* GIVEN TASK *
Reproduce the listing below in full and without alteration, apart from its pictures.

Entries from a visual dataset:
* start *

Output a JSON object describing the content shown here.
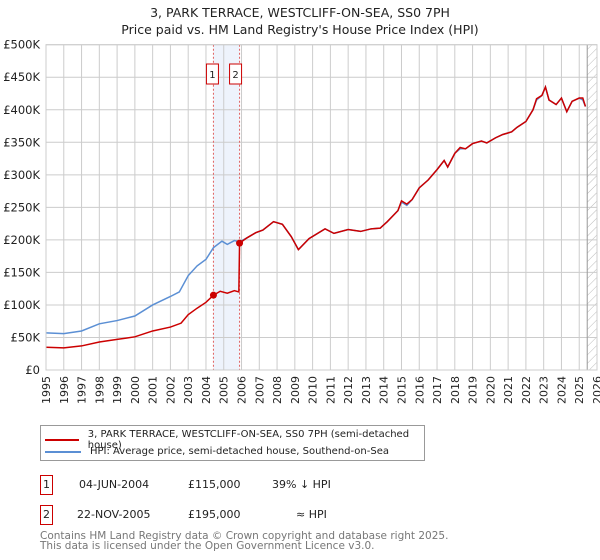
{
  "chart_data": {
    "type": "line",
    "title": "3, PARK TERRACE, WESTCLIFF-ON-SEA, SS0 7PH",
    "subtitle": "Price paid vs. HM Land Registry's House Price Index (HPI)",
    "xlim": [
      1995,
      2026
    ],
    "ylim": [
      0,
      500000
    ],
    "x_ticks": [
      "1995",
      "1996",
      "1997",
      "1998",
      "1999",
      "2000",
      "2001",
      "2002",
      "2003",
      "2004",
      "2005",
      "2006",
      "2007",
      "2008",
      "2009",
      "2010",
      "2011",
      "2012",
      "2013",
      "2014",
      "2015",
      "2016",
      "2017",
      "2018",
      "2019",
      "2020",
      "2021",
      "2022",
      "2023",
      "2024",
      "2025",
      "2026"
    ],
    "y_ticks": [
      {
        "v": 0,
        "l": "£0"
      },
      {
        "v": 50000,
        "l": "£50K"
      },
      {
        "v": 100000,
        "l": "£100K"
      },
      {
        "v": 150000,
        "l": "£150K"
      },
      {
        "v": 200000,
        "l": "£200K"
      },
      {
        "v": 250000,
        "l": "£250K"
      },
      {
        "v": 300000,
        "l": "£300K"
      },
      {
        "v": 350000,
        "l": "£350K"
      },
      {
        "v": 400000,
        "l": "£400K"
      },
      {
        "v": 450000,
        "l": "£450K"
      },
      {
        "v": 500000,
        "l": "£500K"
      }
    ],
    "grid": true,
    "shaded_range": [
      2004.42,
      2005.89
    ],
    "forecast_hatch_from": 2025.45,
    "series": [
      {
        "name": "3, PARK TERRACE, WESTCLIFF-ON-SEA, SS0 7PH (semi-detached house)",
        "color": "#cc0000",
        "points": [
          [
            1995,
            35000
          ],
          [
            1996,
            34000
          ],
          [
            1997,
            37000
          ],
          [
            1998,
            43000
          ],
          [
            1999,
            47000
          ],
          [
            2000,
            51000
          ],
          [
            2001,
            60000
          ],
          [
            2002,
            66000
          ],
          [
            2002.6,
            72000
          ],
          [
            2003,
            85000
          ],
          [
            2003.5,
            95000
          ],
          [
            2004,
            104000
          ],
          [
            2004.42,
            115000
          ],
          [
            2004.8,
            121000
          ],
          [
            2005.2,
            118000
          ],
          [
            2005.6,
            122000
          ],
          [
            2005.85,
            120000
          ],
          [
            2005.89,
            195000
          ],
          [
            2006.3,
            203000
          ],
          [
            2006.8,
            211000
          ],
          [
            2007.2,
            215000
          ],
          [
            2007.8,
            228000
          ],
          [
            2008.3,
            224000
          ],
          [
            2008.8,
            205000
          ],
          [
            2009.2,
            185000
          ],
          [
            2009.8,
            202000
          ],
          [
            2010.7,
            217000
          ],
          [
            2011.2,
            210000
          ],
          [
            2012,
            216000
          ],
          [
            2012.7,
            213000
          ],
          [
            2013.3,
            217000
          ],
          [
            2013.8,
            218000
          ],
          [
            2014.2,
            228000
          ],
          [
            2014.8,
            245000
          ],
          [
            2015.0,
            260000
          ],
          [
            2015.3,
            255000
          ],
          [
            2015.6,
            262000
          ],
          [
            2016,
            280000
          ],
          [
            2016.5,
            292000
          ],
          [
            2017,
            308000
          ],
          [
            2017.4,
            322000
          ],
          [
            2017.6,
            312000
          ],
          [
            2018,
            333000
          ],
          [
            2018.3,
            342000
          ],
          [
            2018.6,
            340000
          ],
          [
            2019,
            348000
          ],
          [
            2019.5,
            352000
          ],
          [
            2019.8,
            349000
          ],
          [
            2020.3,
            357000
          ],
          [
            2020.7,
            362000
          ],
          [
            2021.2,
            366000
          ],
          [
            2021.5,
            373000
          ],
          [
            2022,
            382000
          ],
          [
            2022.4,
            400000
          ],
          [
            2022.6,
            417000
          ],
          [
            2022.9,
            422000
          ],
          [
            2023.1,
            435000
          ],
          [
            2023.3,
            415000
          ],
          [
            2023.7,
            408000
          ],
          [
            2024,
            418000
          ],
          [
            2024.3,
            397000
          ],
          [
            2024.6,
            413000
          ],
          [
            2025,
            418000
          ],
          [
            2025.2,
            418000
          ],
          [
            2025.35,
            405000
          ]
        ]
      },
      {
        "name": "HPI: Average price, semi-detached house, Southend-on-Sea",
        "color": "#5b8fd4",
        "points": [
          [
            1995,
            57000
          ],
          [
            1996,
            56000
          ],
          [
            1997,
            60000
          ],
          [
            1998,
            71000
          ],
          [
            1999,
            76000
          ],
          [
            2000,
            83000
          ],
          [
            2001,
            100000
          ],
          [
            2002,
            113000
          ],
          [
            2002.5,
            120000
          ],
          [
            2003,
            145000
          ],
          [
            2003.5,
            160000
          ],
          [
            2004,
            170000
          ],
          [
            2004.42,
            188000
          ],
          [
            2004.9,
            198000
          ],
          [
            2005.2,
            193000
          ],
          [
            2005.6,
            199000
          ],
          [
            2005.89,
            197000
          ],
          [
            2006.3,
            203000
          ],
          [
            2006.8,
            211000
          ],
          [
            2007.2,
            215000
          ],
          [
            2007.8,
            228000
          ],
          [
            2008.3,
            224000
          ],
          [
            2008.8,
            205000
          ],
          [
            2009.2,
            185000
          ],
          [
            2009.8,
            202000
          ],
          [
            2010.7,
            217000
          ],
          [
            2011.2,
            210000
          ],
          [
            2012,
            216000
          ],
          [
            2012.7,
            213000
          ],
          [
            2013.3,
            217000
          ],
          [
            2013.8,
            218000
          ],
          [
            2014.2,
            228000
          ],
          [
            2014.8,
            245000
          ],
          [
            2015.0,
            258000
          ],
          [
            2015.3,
            253000
          ],
          [
            2015.6,
            262000
          ],
          [
            2016,
            280000
          ],
          [
            2016.5,
            292000
          ],
          [
            2017,
            308000
          ],
          [
            2017.4,
            322000
          ],
          [
            2017.6,
            312000
          ],
          [
            2018,
            333000
          ],
          [
            2018.3,
            340000
          ],
          [
            2018.6,
            340000
          ],
          [
            2019,
            348000
          ],
          [
            2019.5,
            352000
          ],
          [
            2019.8,
            349000
          ],
          [
            2020.3,
            357000
          ],
          [
            2020.7,
            362000
          ],
          [
            2021.2,
            366000
          ],
          [
            2021.5,
            373000
          ],
          [
            2022,
            382000
          ],
          [
            2022.4,
            400000
          ],
          [
            2022.6,
            415000
          ],
          [
            2022.9,
            422000
          ],
          [
            2023.1,
            435000
          ],
          [
            2023.3,
            415000
          ],
          [
            2023.7,
            408000
          ],
          [
            2024,
            418000
          ],
          [
            2024.3,
            397000
          ],
          [
            2024.6,
            413000
          ],
          [
            2025,
            418000
          ],
          [
            2025.2,
            415000
          ],
          [
            2025.35,
            405000
          ]
        ]
      }
    ],
    "sales": [
      {
        "id": "1",
        "x": 2004.42,
        "y": 115000,
        "date": "04-JUN-2004",
        "price": "£115,000",
        "vs": "39% ↓ HPI"
      },
      {
        "id": "2",
        "x": 2005.89,
        "y": 195000,
        "date": "22-NOV-2005",
        "price": "£195,000",
        "vs": "≈ HPI"
      }
    ]
  },
  "footer": {
    "line1": "Contains HM Land Registry data © Crown copyright and database right 2025.",
    "line2": "This data is licensed under the Open Government Licence v3.0."
  }
}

* end *

* COMPLETE OUTPUT *
Output a JSON object describing the content shown here.
{
  "chart_data": {
    "type": "line",
    "title": "3, PARK TERRACE, WESTCLIFF-ON-SEA, SS0 7PH",
    "subtitle": "Price paid vs. HM Land Registry's House Price Index (HPI)",
    "xlim": [
      1995,
      2026
    ],
    "ylim": [
      0,
      500000
    ],
    "x_ticks": [
      "1995",
      "1996",
      "1997",
      "1998",
      "1999",
      "2000",
      "2001",
      "2002",
      "2003",
      "2004",
      "2005",
      "2006",
      "2007",
      "2008",
      "2009",
      "2010",
      "2011",
      "2012",
      "2013",
      "2014",
      "2015",
      "2016",
      "2017",
      "2018",
      "2019",
      "2020",
      "2021",
      "2022",
      "2023",
      "2024",
      "2025",
      "2026"
    ],
    "y_ticks": [
      {
        "v": 0,
        "l": "£0"
      },
      {
        "v": 50000,
        "l": "£50K"
      },
      {
        "v": 100000,
        "l": "£100K"
      },
      {
        "v": 150000,
        "l": "£150K"
      },
      {
        "v": 200000,
        "l": "£200K"
      },
      {
        "v": 250000,
        "l": "£250K"
      },
      {
        "v": 300000,
        "l": "£300K"
      },
      {
        "v": 350000,
        "l": "£350K"
      },
      {
        "v": 400000,
        "l": "£400K"
      },
      {
        "v": 450000,
        "l": "£450K"
      },
      {
        "v": 500000,
        "l": "£500K"
      }
    ],
    "grid": true,
    "shaded_range": [
      2004.42,
      2005.89
    ],
    "forecast_hatch_from": 2025.45,
    "series": [
      {
        "name": "3, PARK TERRACE, WESTCLIFF-ON-SEA, SS0 7PH (semi-detached house)",
        "color": "#cc0000",
        "points": [
          [
            1995,
            35000
          ],
          [
            1996,
            34000
          ],
          [
            1997,
            37000
          ],
          [
            1998,
            43000
          ],
          [
            1999,
            47000
          ],
          [
            2000,
            51000
          ],
          [
            2001,
            60000
          ],
          [
            2002,
            66000
          ],
          [
            2002.6,
            72000
          ],
          [
            2003,
            85000
          ],
          [
            2003.5,
            95000
          ],
          [
            2004,
            104000
          ],
          [
            2004.42,
            115000
          ],
          [
            2004.8,
            121000
          ],
          [
            2005.2,
            118000
          ],
          [
            2005.6,
            122000
          ],
          [
            2005.85,
            120000
          ],
          [
            2005.89,
            195000
          ],
          [
            2006.3,
            203000
          ],
          [
            2006.8,
            211000
          ],
          [
            2007.2,
            215000
          ],
          [
            2007.8,
            228000
          ],
          [
            2008.3,
            224000
          ],
          [
            2008.8,
            205000
          ],
          [
            2009.2,
            185000
          ],
          [
            2009.8,
            202000
          ],
          [
            2010.7,
            217000
          ],
          [
            2011.2,
            210000
          ],
          [
            2012,
            216000
          ],
          [
            2012.7,
            213000
          ],
          [
            2013.3,
            217000
          ],
          [
            2013.8,
            218000
          ],
          [
            2014.2,
            228000
          ],
          [
            2014.8,
            245000
          ],
          [
            2015.0,
            260000
          ],
          [
            2015.3,
            255000
          ],
          [
            2015.6,
            262000
          ],
          [
            2016,
            280000
          ],
          [
            2016.5,
            292000
          ],
          [
            2017,
            308000
          ],
          [
            2017.4,
            322000
          ],
          [
            2017.6,
            312000
          ],
          [
            2018,
            333000
          ],
          [
            2018.3,
            342000
          ],
          [
            2018.6,
            340000
          ],
          [
            2019,
            348000
          ],
          [
            2019.5,
            352000
          ],
          [
            2019.8,
            349000
          ],
          [
            2020.3,
            357000
          ],
          [
            2020.7,
            362000
          ],
          [
            2021.2,
            366000
          ],
          [
            2021.5,
            373000
          ],
          [
            2022,
            382000
          ],
          [
            2022.4,
            400000
          ],
          [
            2022.6,
            417000
          ],
          [
            2022.9,
            422000
          ],
          [
            2023.1,
            435000
          ],
          [
            2023.3,
            415000
          ],
          [
            2023.7,
            408000
          ],
          [
            2024,
            418000
          ],
          [
            2024.3,
            397000
          ],
          [
            2024.6,
            413000
          ],
          [
            2025,
            418000
          ],
          [
            2025.2,
            418000
          ],
          [
            2025.35,
            405000
          ]
        ]
      },
      {
        "name": "HPI: Average price, semi-detached house, Southend-on-Sea",
        "color": "#5b8fd4",
        "points": [
          [
            1995,
            57000
          ],
          [
            1996,
            56000
          ],
          [
            1997,
            60000
          ],
          [
            1998,
            71000
          ],
          [
            1999,
            76000
          ],
          [
            2000,
            83000
          ],
          [
            2001,
            100000
          ],
          [
            2002,
            113000
          ],
          [
            2002.5,
            120000
          ],
          [
            2003,
            145000
          ],
          [
            2003.5,
            160000
          ],
          [
            2004,
            170000
          ],
          [
            2004.42,
            188000
          ],
          [
            2004.9,
            198000
          ],
          [
            2005.2,
            193000
          ],
          [
            2005.6,
            199000
          ],
          [
            2005.89,
            197000
          ],
          [
            2006.3,
            203000
          ],
          [
            2006.8,
            211000
          ],
          [
            2007.2,
            215000
          ],
          [
            2007.8,
            228000
          ],
          [
            2008.3,
            224000
          ],
          [
            2008.8,
            205000
          ],
          [
            2009.2,
            185000
          ],
          [
            2009.8,
            202000
          ],
          [
            2010.7,
            217000
          ],
          [
            2011.2,
            210000
          ],
          [
            2012,
            216000
          ],
          [
            2012.7,
            213000
          ],
          [
            2013.3,
            217000
          ],
          [
            2013.8,
            218000
          ],
          [
            2014.2,
            228000
          ],
          [
            2014.8,
            245000
          ],
          [
            2015.0,
            258000
          ],
          [
            2015.3,
            253000
          ],
          [
            2015.6,
            262000
          ],
          [
            2016,
            280000
          ],
          [
            2016.5,
            292000
          ],
          [
            2017,
            308000
          ],
          [
            2017.4,
            322000
          ],
          [
            2017.6,
            312000
          ],
          [
            2018,
            333000
          ],
          [
            2018.3,
            340000
          ],
          [
            2018.6,
            340000
          ],
          [
            2019,
            348000
          ],
          [
            2019.5,
            352000
          ],
          [
            2019.8,
            349000
          ],
          [
            2020.3,
            357000
          ],
          [
            2020.7,
            362000
          ],
          [
            2021.2,
            366000
          ],
          [
            2021.5,
            373000
          ],
          [
            2022,
            382000
          ],
          [
            2022.4,
            400000
          ],
          [
            2022.6,
            415000
          ],
          [
            2022.9,
            422000
          ],
          [
            2023.1,
            435000
          ],
          [
            2023.3,
            415000
          ],
          [
            2023.7,
            408000
          ],
          [
            2024,
            418000
          ],
          [
            2024.3,
            397000
          ],
          [
            2024.6,
            413000
          ],
          [
            2025,
            418000
          ],
          [
            2025.2,
            415000
          ],
          [
            2025.35,
            405000
          ]
        ]
      }
    ],
    "sales": [
      {
        "id": "1",
        "x": 2004.42,
        "y": 115000,
        "date": "04-JUN-2004",
        "price": "£115,000",
        "vs": "39% ↓ HPI"
      },
      {
        "id": "2",
        "x": 2005.89,
        "y": 195000,
        "date": "22-NOV-2005",
        "price": "£195,000",
        "vs": "≈ HPI"
      }
    ]
  },
  "footer": {
    "line1": "Contains HM Land Registry data © Crown copyright and database right 2025.",
    "line2": "This data is licensed under the Open Government Licence v3.0."
  }
}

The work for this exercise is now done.